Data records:
───
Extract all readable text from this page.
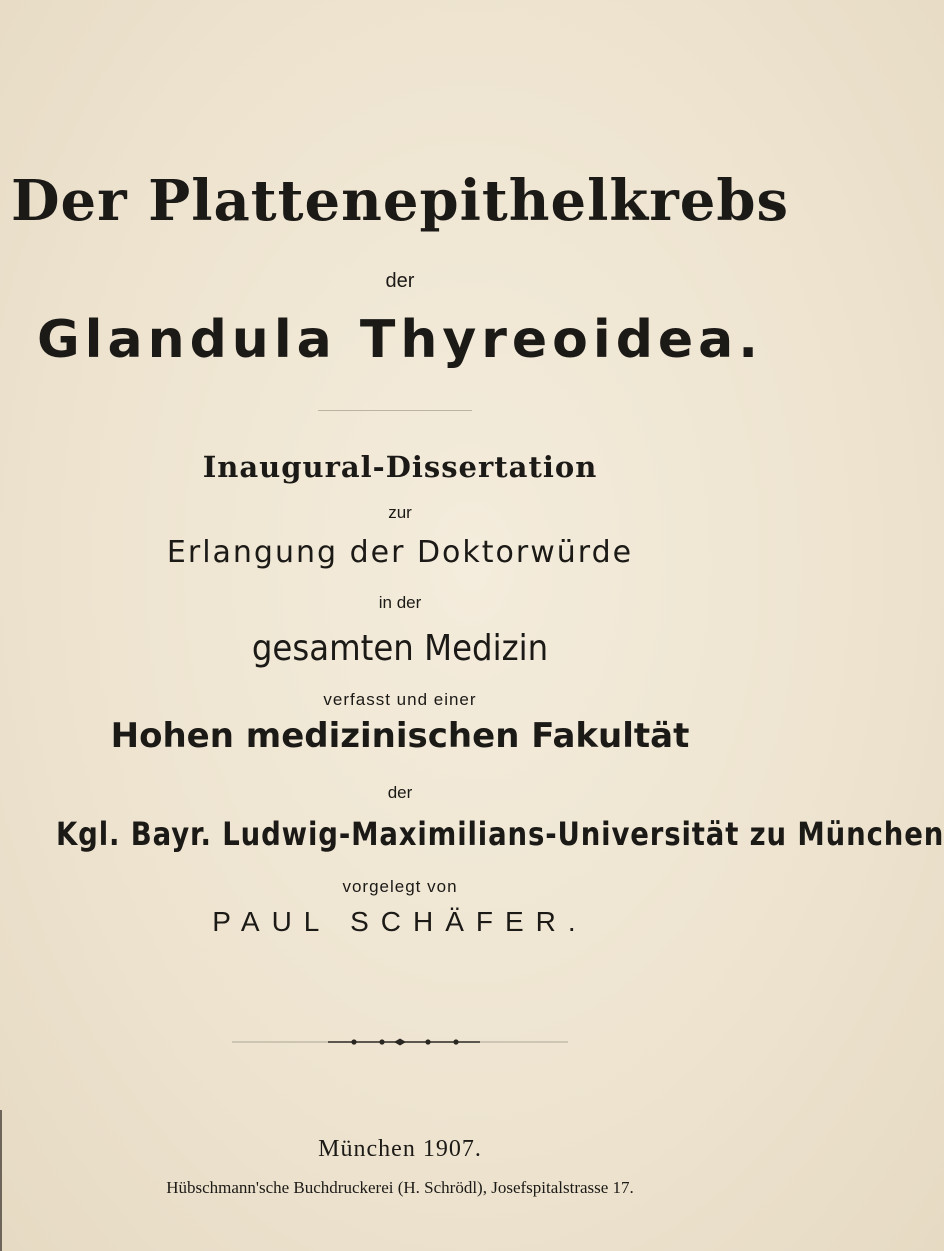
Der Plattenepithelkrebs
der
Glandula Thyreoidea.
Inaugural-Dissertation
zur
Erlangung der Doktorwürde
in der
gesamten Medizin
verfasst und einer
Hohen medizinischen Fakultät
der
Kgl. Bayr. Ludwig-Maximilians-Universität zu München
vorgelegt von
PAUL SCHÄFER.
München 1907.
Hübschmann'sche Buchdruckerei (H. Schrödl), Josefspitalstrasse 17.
───
> **Request**: Locate the word "München" in the entries, and copy every line where it is found.

> **Answer for this exercise**:
Kgl. Bayr. Ludwig-Maximilians-Universität zu München
München 1907.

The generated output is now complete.